_Set exercise_. Print the listing below exactly.

Data listing:
%%

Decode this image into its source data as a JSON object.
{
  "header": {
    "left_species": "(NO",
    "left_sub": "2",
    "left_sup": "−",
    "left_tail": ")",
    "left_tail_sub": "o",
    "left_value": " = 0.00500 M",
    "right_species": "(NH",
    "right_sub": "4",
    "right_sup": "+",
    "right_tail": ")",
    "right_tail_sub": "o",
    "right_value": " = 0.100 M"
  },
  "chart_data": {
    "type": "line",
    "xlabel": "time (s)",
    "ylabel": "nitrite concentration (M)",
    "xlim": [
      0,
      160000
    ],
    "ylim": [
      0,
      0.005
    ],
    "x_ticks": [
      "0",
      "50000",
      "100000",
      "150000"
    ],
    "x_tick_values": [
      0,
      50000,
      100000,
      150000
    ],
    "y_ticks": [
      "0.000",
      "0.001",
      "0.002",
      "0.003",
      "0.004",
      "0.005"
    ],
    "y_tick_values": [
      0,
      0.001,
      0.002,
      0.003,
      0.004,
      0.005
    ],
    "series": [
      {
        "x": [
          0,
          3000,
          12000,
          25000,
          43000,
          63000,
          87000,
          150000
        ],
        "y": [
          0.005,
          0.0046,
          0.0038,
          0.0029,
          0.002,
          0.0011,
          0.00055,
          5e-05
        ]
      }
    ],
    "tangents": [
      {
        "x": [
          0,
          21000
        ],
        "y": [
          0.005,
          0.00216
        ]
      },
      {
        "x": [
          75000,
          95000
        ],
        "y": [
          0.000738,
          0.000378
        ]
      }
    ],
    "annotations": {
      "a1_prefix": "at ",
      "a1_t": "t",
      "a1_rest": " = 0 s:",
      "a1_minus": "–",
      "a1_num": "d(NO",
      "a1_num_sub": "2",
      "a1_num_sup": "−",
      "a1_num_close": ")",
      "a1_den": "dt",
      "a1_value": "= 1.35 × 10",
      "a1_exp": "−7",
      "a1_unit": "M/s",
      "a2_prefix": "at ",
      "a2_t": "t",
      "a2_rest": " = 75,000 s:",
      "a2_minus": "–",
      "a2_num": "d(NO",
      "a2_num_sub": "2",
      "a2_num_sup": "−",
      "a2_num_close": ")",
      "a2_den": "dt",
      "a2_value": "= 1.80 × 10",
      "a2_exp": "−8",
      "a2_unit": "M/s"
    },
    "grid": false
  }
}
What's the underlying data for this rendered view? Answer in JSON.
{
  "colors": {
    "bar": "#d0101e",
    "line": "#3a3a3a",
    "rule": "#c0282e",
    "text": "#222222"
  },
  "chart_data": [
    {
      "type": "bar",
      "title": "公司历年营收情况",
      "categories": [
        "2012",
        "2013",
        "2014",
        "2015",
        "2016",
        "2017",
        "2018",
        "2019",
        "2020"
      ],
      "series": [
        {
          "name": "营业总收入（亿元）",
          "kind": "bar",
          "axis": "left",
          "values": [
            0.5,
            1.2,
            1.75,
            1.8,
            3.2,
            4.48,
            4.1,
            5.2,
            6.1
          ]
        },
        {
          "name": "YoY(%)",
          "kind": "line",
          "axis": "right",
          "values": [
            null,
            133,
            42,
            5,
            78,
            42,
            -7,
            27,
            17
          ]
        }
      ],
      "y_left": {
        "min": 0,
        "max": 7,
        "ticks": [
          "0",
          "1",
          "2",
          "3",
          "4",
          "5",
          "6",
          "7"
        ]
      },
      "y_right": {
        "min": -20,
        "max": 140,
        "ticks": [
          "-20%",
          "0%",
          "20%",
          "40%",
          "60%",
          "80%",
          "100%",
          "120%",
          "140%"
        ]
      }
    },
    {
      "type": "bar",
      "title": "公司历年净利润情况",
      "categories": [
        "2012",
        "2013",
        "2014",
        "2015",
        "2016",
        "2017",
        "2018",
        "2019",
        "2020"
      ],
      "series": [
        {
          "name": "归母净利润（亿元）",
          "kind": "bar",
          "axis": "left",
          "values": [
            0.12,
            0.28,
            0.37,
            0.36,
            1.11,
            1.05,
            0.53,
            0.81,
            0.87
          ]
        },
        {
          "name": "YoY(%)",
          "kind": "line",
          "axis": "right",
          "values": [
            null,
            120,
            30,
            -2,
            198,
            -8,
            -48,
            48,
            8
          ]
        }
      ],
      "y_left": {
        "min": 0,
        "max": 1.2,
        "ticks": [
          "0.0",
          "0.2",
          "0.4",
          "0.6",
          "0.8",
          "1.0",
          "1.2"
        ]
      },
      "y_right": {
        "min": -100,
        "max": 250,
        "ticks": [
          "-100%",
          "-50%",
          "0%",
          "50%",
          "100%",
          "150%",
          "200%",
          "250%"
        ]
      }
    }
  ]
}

%%

_Full solution_.
Decode this image into its source data as a JSON object.
{
  "header": {
    "left_species": "(NO",
    "left_sub": "2",
    "left_sup": "−",
    "left_tail": ")",
    "left_tail_sub": "o",
    "left_value": " = 0.00500 M",
    "right_species": "(NH",
    "right_sub": "4",
    "right_sup": "+",
    "right_tail": ")",
    "right_tail_sub": "o",
    "right_value": " = 0.100 M"
  },
  "chart_data": {
    "type": "line",
    "xlabel": "time (s)",
    "ylabel": "nitrite concentration (M)",
    "xlim": [
      0,
      160000
    ],
    "ylim": [
      0,
      0.005
    ],
    "x_ticks": [
      "0",
      "50000",
      "100000",
      "150000"
    ],
    "x_tick_values": [
      0,
      50000,
      100000,
      150000
    ],
    "y_ticks": [
      "0.000",
      "0.001",
      "0.002",
      "0.003",
      "0.004",
      "0.005"
    ],
    "y_tick_values": [
      0,
      0.001,
      0.002,
      0.003,
      0.004,
      0.005
    ],
    "series": [
      {
        "x": [
          0,
          3000,
          12000,
          25000,
          43000,
          63000,
          87000,
          150000
        ],
        "y": [
          0.005,
          0.0046,
          0.0038,
          0.0029,
          0.002,
          0.0011,
          0.00055,
          5e-05
        ]
      }
    ],
    "tangents": [
      {
        "x": [
          0,
          21000
        ],
        "y": [
          0.005,
          0.00216
        ]
      },
      {
        "x": [
          75000,
          95000
        ],
        "y": [
          0.000738,
          0.000378
        ]
      }
    ],
    "annotations": {
      "a1_prefix": "at ",
      "a1_t": "t",
      "a1_rest": " = 0 s:",
      "a1_minus": "–",
      "a1_num": "d(NO",
      "a1_num_sub": "2",
      "a1_num_sup": "−",
      "a1_num_close": ")",
      "a1_den": "dt",
      "a1_value": "= 1.35 × 10",
      "a1_exp": "−7",
      "a1_unit": "M/s",
      "a2_prefix": "at ",
      "a2_t": "t",
      "a2_rest": " = 75,000 s:",
      "a2_minus": "–",
      "a2_num": "d(NO",
      "a2_num_sub": "2",
      "a2_num_sup": "−",
      "a2_num_close": ")",
      "a2_den": "dt",
      "a2_value": "= 1.80 × 10",
      "a2_exp": "−8",
      "a2_unit": "M/s"
    },
    "grid": false
  }
}
What's the underlying data for this rendered view? Answer in JSON.
{
  "colors": {
    "bar": "#d0101e",
    "line": "#3a3a3a",
    "rule": "#c0282e",
    "text": "#222222"
  },
  "chart_data": [
    {
      "type": "bar",
      "title": "公司历年营收情况",
      "categories": [
        "2012",
        "2013",
        "2014",
        "2015",
        "2016",
        "2017",
        "2018",
        "2019",
        "2020"
      ],
      "series": [
        {
          "name": "营业总收入（亿元）",
          "kind": "bar",
          "axis": "left",
          "values": [
            0.5,
            1.2,
            1.75,
            1.8,
            3.2,
            4.48,
            4.1,
            5.2,
            6.1
          ]
        },
        {
          "name": "YoY(%)",
          "kind": "line",
          "axis": "right",
          "values": [
            null,
            133,
            42,
            5,
            78,
            42,
            -7,
            27,
            17
          ]
        }
      ],
      "y_left": {
        "min": 0,
        "max": 7,
        "ticks": [
          "0",
          "1",
          "2",
          "3",
          "4",
          "5",
          "6",
          "7"
        ]
      },
      "y_right": {
        "min": -20,
        "max": 140,
        "ticks": [
          "-20%",
          "0%",
          "20%",
          "40%",
          "60%",
          "80%",
          "100%",
          "120%",
          "140%"
        ]
      }
    },
    {
      "type": "bar",
      "title": "公司历年净利润情况",
      "categories": [
        "2012",
        "2013",
        "2014",
        "2015",
        "2016",
        "2017",
        "2018",
        "2019",
        "2020"
      ],
      "series": [
        {
          "name": "归母净利润（亿元）",
          "kind": "bar",
          "axis": "left",
          "values": [
            0.12,
            0.28,
            0.37,
            0.36,
            1.11,
            1.05,
            0.53,
            0.81,
            0.87
          ]
        },
        {
          "name": "YoY(%)",
          "kind": "line",
          "axis": "right",
          "values": [
            null,
            120,
            30,
            -2,
            198,
            -8,
            -48,
            48,
            8
          ]
        }
      ],
      "y_left": {
        "min": 0,
        "max": 1.2,
        "ticks": [
          "0.0",
          "0.2",
          "0.4",
          "0.6",
          "0.8",
          "1.0",
          "1.2"
        ]
      },
      "y_right": {
        "min": -100,
        "max": 250,
        "ticks": [
          "-100%",
          "-50%",
          "0%",
          "50%",
          "100%",
          "150%",
          "200%",
          "250%"
        ]
      }
    }
  ]
}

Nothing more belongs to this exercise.